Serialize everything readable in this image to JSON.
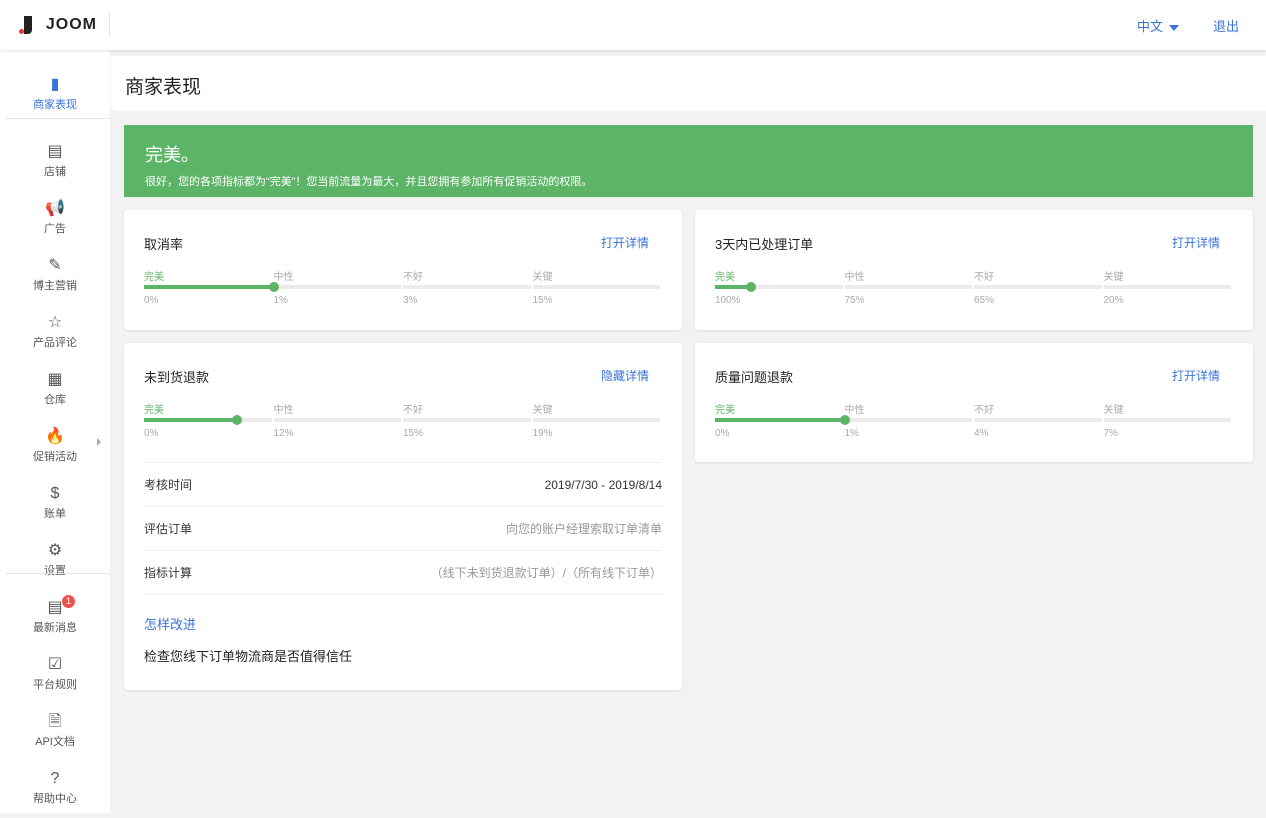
{
  "brand": {
    "name": "JOOM"
  },
  "topbar": {
    "language": "中文",
    "logout": "退出"
  },
  "sidebar": {
    "items": [
      {
        "label": "商家表现",
        "icon": "bar-chart-icon",
        "glyph": "▮",
        "active": true
      },
      {
        "label": "店铺",
        "icon": "store-icon",
        "glyph": "▤"
      },
      {
        "label": "广告",
        "icon": "megaphone-icon",
        "glyph": "📢"
      },
      {
        "label": "博主营销",
        "icon": "blogger-icon",
        "glyph": "✎"
      },
      {
        "label": "产品评论",
        "icon": "star-icon",
        "glyph": "☆"
      },
      {
        "label": "仓库",
        "icon": "warehouse-icon",
        "glyph": "▦"
      },
      {
        "label": "促销活动",
        "icon": "fire-icon",
        "glyph": "🔥",
        "submenu": true
      },
      {
        "label": "账单",
        "icon": "dollar-icon",
        "glyph": "$"
      },
      {
        "label": "设置",
        "icon": "gear-icon",
        "glyph": "⚙"
      },
      {
        "label": "最新消息",
        "icon": "news-icon",
        "glyph": "▤",
        "badge": "1"
      },
      {
        "label": "平台规则",
        "icon": "checklist-icon",
        "glyph": "☑"
      },
      {
        "label": "API文档",
        "icon": "document-icon",
        "glyph": "🗎"
      },
      {
        "label": "帮助中心",
        "icon": "help-icon",
        "glyph": "?"
      }
    ]
  },
  "page": {
    "title": "商家表现"
  },
  "banner": {
    "title": "完美。",
    "message": "很好，您的各项指标都为“完美”！您当前流量为最大，并且您拥有参加所有促销活动的权限。",
    "color": "#5cb567"
  },
  "levels": [
    "完美",
    "中性",
    "不好",
    "关键"
  ],
  "cards": [
    {
      "title": "取消率",
      "link": "打开详情",
      "thresholds": [
        "0%",
        "1%",
        "3%",
        "15%"
      ],
      "progress_percent": 25
    },
    {
      "title": "3天内已处理订单",
      "link": "打开详情",
      "thresholds": [
        "100%",
        "75%",
        "65%",
        "20%"
      ],
      "progress_percent": 7
    },
    {
      "title": "未到货退款",
      "link": "隐藏详情",
      "thresholds": [
        "0%",
        "12%",
        "15%",
        "19%"
      ],
      "progress_percent": 18,
      "details": [
        {
          "key": "考核时间",
          "value": "2019/7/30 - 2019/8/14"
        },
        {
          "key": "评估订单",
          "value": "向您的账户经理索取订单清单"
        },
        {
          "key": "指标计算",
          "value": "（线下未到货退款订单）/（所有线下订单）"
        }
      ],
      "improve_title": "怎样改进",
      "improve_tip": "检查您线下订单物流商是否值得信任"
    },
    {
      "title": "质量问题退款",
      "link": "打开详情",
      "thresholds": [
        "0%",
        "1%",
        "4%",
        "7%"
      ],
      "progress_percent": 25
    }
  ]
}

● ● ●

= OBJECTIVE =
Check each line of the entries above for the word "value". List the ones that have it.

= FINISHED ANSWER =
          "value": "2019/7/30 - 2019/8/14"
          "value": "向您的账户经理索取订单清单"
          "value": "（线下未到货退款订单）/（所有线下订单）"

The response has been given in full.